** start of Excerpt **

Proxy servers fall into various types depending on the IP address used to address a web server. A residential IP address is an address from the range specifically designated by the owning party, usually Internet service providers (ISPs), as assigned to private customers. Usually a residential proxy is an IP address linked to a physical device, for example, a mobile phone or desktop computer. However, businesswise, the blocks of residential IP addresses may be bought from the owning proxy service provider by another company directly, in bulk. Mobile IP proxies are a subset of the residential proxy category. A mobile IP proxy is one with an IP address that is obtained from mobile operators. Mobile IP proxies use mobile data, as opposed to a residential proxy that uses broadband ISPs or home Wi-Fi. A datacenter IP proxy is the proxy server assigned with a datacenter IP. Datacenter IPs are IPs owned by companies, not by individuals. The datacenter proxies are typically IP addresses that are not in a natural person's home.
Exit node proxies, or simply exit nodes, are gateways where the traffic hits the Internet. There can be several proxies used to perform a user's request, but the exit node proxy is the final proxy that contacts the target and forwards the information from the target to a user device, perhaps via a previous proxy. There can be several proxies serving the user's request, forming a proxy chain, passing the request through each proxy, with the exit node being the last link in the chain that ultimately passes the request to the target.
Uniform Resource Locator (URL) redirection, also called URL forwarding, is a World Wide Web technique for making a web page available under more than one URL address. When a web browser attempts to open a URL that has been redirected, a page with a different URL is opened.
Systems and methods are needed for improved web scraping.
In an embodiment, a computer-implemented method is provided for identifying multiple addresses representing a common web page. In the method, a web scraping request specifying a first address of a target web page to capture content from is received. The target web page is repeatedly scraped. The scraping includes determining whether the first address redirects to a second address of the target web page. The first address is related to the second address in a table mapping requested addresses to redirected addresses. The table is analyzed to generate a plurality of graphs such that each graph has addresses as the nodes of the graph and edges connecting the nodes according to relationships in the table. For respective graphs in the plurality of graphs, an identifier is assigned to addresses in the respective graph such that the identifier indicating that the addresses in the respective graph represent the common web page.
System and computer program product embodiments are also disclosed.
Further embodiments, features, and advantages of the invention, as well as the structure and operation of the various embodiments, are described in detail below with reference to accompanying drawings.
The accompanying drawings, which are incorporated herein and form part of the specification, illustrate the present disclosure and, together with the description, further serve to explain the principles of the disclosure and to enable a person skilled in the relevant art to make and use the disclosure.

** end of Excerpt **
** start of Dataset **

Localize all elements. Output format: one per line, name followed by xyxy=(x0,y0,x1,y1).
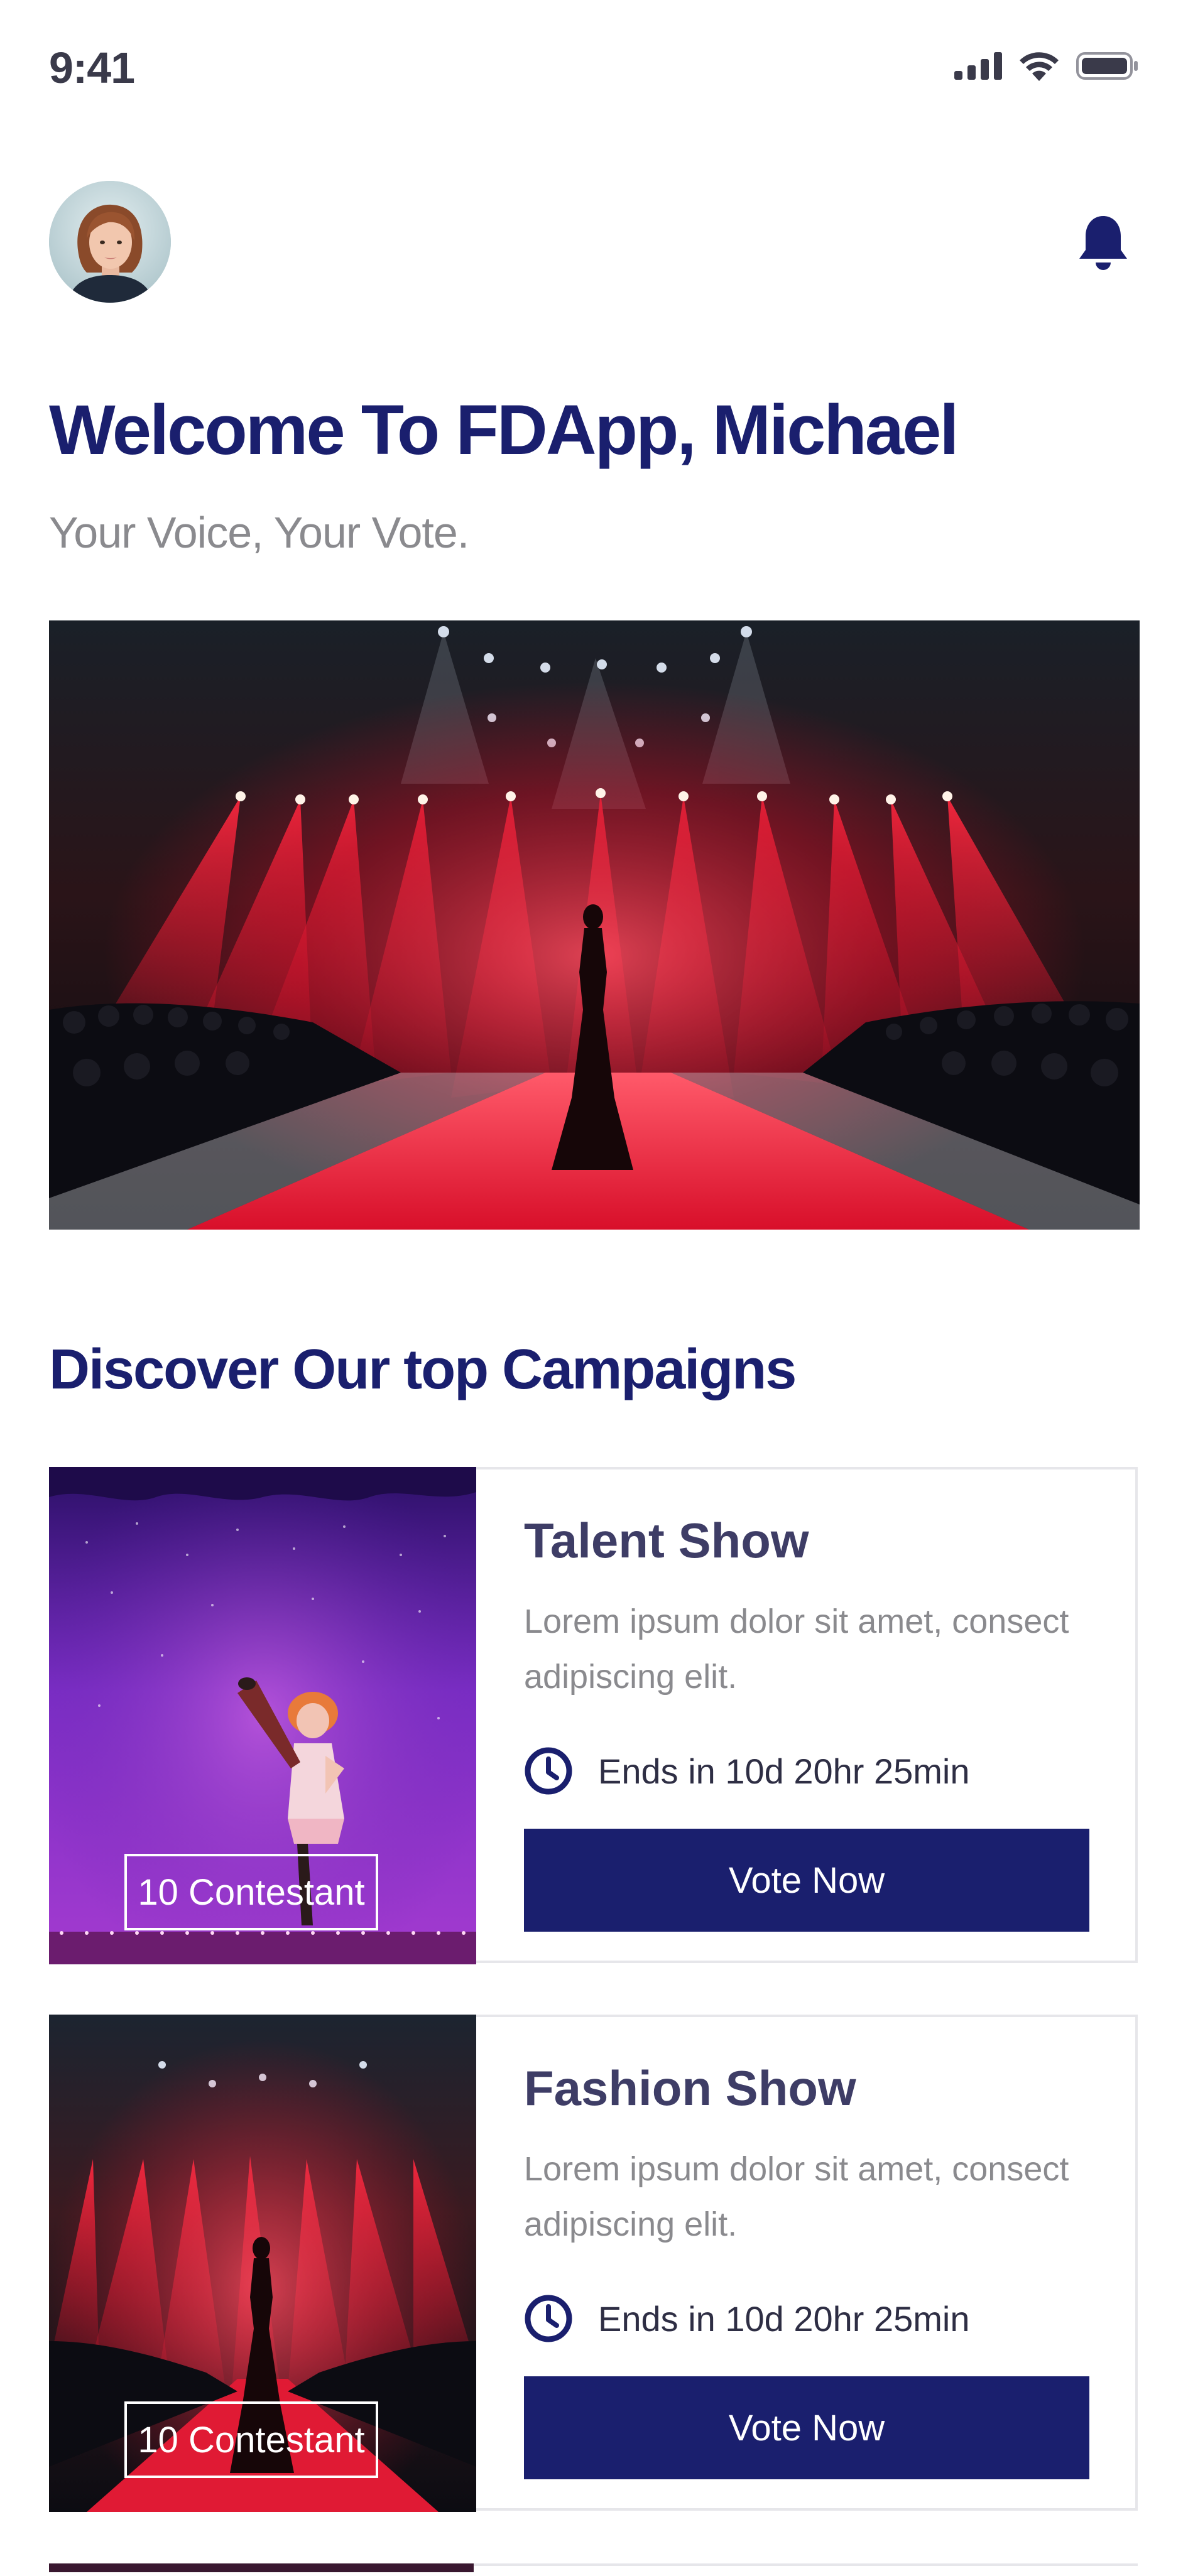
vote-now-button[interactable]: Vote Now xyxy=(524,1829,1089,1932)
runway-stage-hero-image xyxy=(49,620,1140,1230)
avatar[interactable] xyxy=(49,181,171,303)
campaign-countdown: Ends in 10d 20hr 25min xyxy=(524,1746,970,1796)
wifi-icon xyxy=(1020,52,1059,81)
campaign-image: 10 Contestant xyxy=(49,1467,476,1964)
campaign-card-body: Fashion Show Lorem ipsum dolor sit amet,… xyxy=(524,2017,1089,2508)
campaign-ends-text: Ends in 10d 20hr 25min xyxy=(598,1751,970,1791)
campaign-card-body: Talent Show Lorem ipsum dolor sit amet, … xyxy=(524,1469,1089,1961)
card-border-peek xyxy=(474,2563,1138,2566)
cellular-signal-icon xyxy=(954,52,1002,80)
vote-now-button[interactable]: Vote Now xyxy=(524,2376,1089,2479)
campaign-card-peek xyxy=(49,2563,1138,2576)
campaign-image: 10 Contestant xyxy=(49,2015,476,2512)
campaign-title: Talent Show xyxy=(524,1513,809,1568)
clock-icon xyxy=(525,2295,572,2342)
clock-icon xyxy=(525,1747,572,1795)
campaign-title: Fashion Show xyxy=(524,2060,856,2116)
campaign-image-peek xyxy=(49,2563,474,2572)
bell-icon[interactable] xyxy=(1076,214,1130,273)
campaign-description: Lorem ipsum dolor sit amet, consect adip… xyxy=(524,1603,1069,1696)
campaign-countdown: Ends in 10d 20hr 25min xyxy=(524,2293,970,2344)
campaign-description: Lorem ipsum dolor sit amet, consect adip… xyxy=(524,2150,1069,2243)
section-title: Discover Our top Campaigns xyxy=(49,1338,797,1401)
campaign-ends-text: Ends in 10d 20hr 25min xyxy=(598,2298,970,2339)
hero-image[interactable] xyxy=(49,620,1140,1230)
avatar-portrait xyxy=(49,181,171,303)
welcome-subtitle: Your Voice, Your Vote. xyxy=(49,508,469,557)
contestant-count-badge: 10 Contestant xyxy=(124,1854,378,1930)
status-icons xyxy=(954,50,1139,82)
campaign-card[interactable]: 10 Contestant Talent Show Lorem ipsum do… xyxy=(49,1467,1138,1964)
status-time: 9:41 xyxy=(49,43,135,92)
battery-icon xyxy=(1076,52,1138,80)
campaign-card[interactable]: 10 Contestant Fashion Show Lorem ipsum d… xyxy=(49,2015,1138,2512)
welcome-title: Welcome To FDApp, Michael xyxy=(49,391,959,469)
status-bar: 9:41 xyxy=(0,0,1188,132)
contestant-count-badge: 10 Contestant xyxy=(124,2401,378,2478)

** end of Dataset **

Requirements:
(a) In the web scraping excerpt, what do mobile IP proxies use in place of broadband ISPs or home Wi-Fi?
(b) Continue the web scraping excerpt from its last sentence.
The records are not needed for what follows.

Final answers:
(a) Mobile data.

(b)
The drawing in which an element first appears is typically indicated by the leftmost digit or digits in the corresponding reference number. In the drawings, like reference numbers may indicate identical or functionally similar elements.
Embodiments relate to scraping web content. When scraping data, the target website sometimes redirects to different URLs within its domain. The different URLs represent the same context, such as the same social media profile. Embodiments use a graph ontology to identify which redirected URLs represent the same page.
Client computing device 102 is a computing device that initiates requests to scrape content from the web, in particular target web server 108. As described above, client computing device 102 may seek to scrape content for various applications. For example, client computing device 102 may have or interact with software to engage in search engine optimization. Client computing device 102 may be analyzing ad placement or e-commerce products or listed prices. Client computing device 102 sends a request to web scraping system 104. The request can be synchronous or asynchronous and may take a variety of formats as described in more detail with respect to
Web scraping system 104 develops a request or a sequence of requests that impersonate a human using a web browser. To impersonate non-automated requests to a target website, web scraping system 104 has logic to formulate Hypertext Transfer Protocol (HTTP) requests to the target website. Still further, many of these sites require HTTP cookies from sessions generated previously. An HTTP cookie (usually just called a cookie) is a simple computer data structure made of text written by a web server in previous request-response cycles. The information stored by cookies can be used to personalize the experience when using a website. A website can use cookies to find out if someone has visited a website before and record data about what they did. When someone is using a computer to browse a website, a personalized cookie data structure can be sent from the website's server to the person's computer. The cookie is stored in the web browser on the person's computer. At some time in the future, the person may browse that website again. When the website is found, the person's browser checks whether a cookie for that website is found and available. If a cookie is found, then the data that was stored in the cookie before can be used by the website to tell the website about the person's previous activity. Some examples where cookies are used include shopping carts, automatic login, and remembering which advertisements have already been shown.
Additionally or alternatively, the second request may be generated from other data received in response to the first request, besides cookies. For example, the other data can include other types of headers, parameters, or the body of the response.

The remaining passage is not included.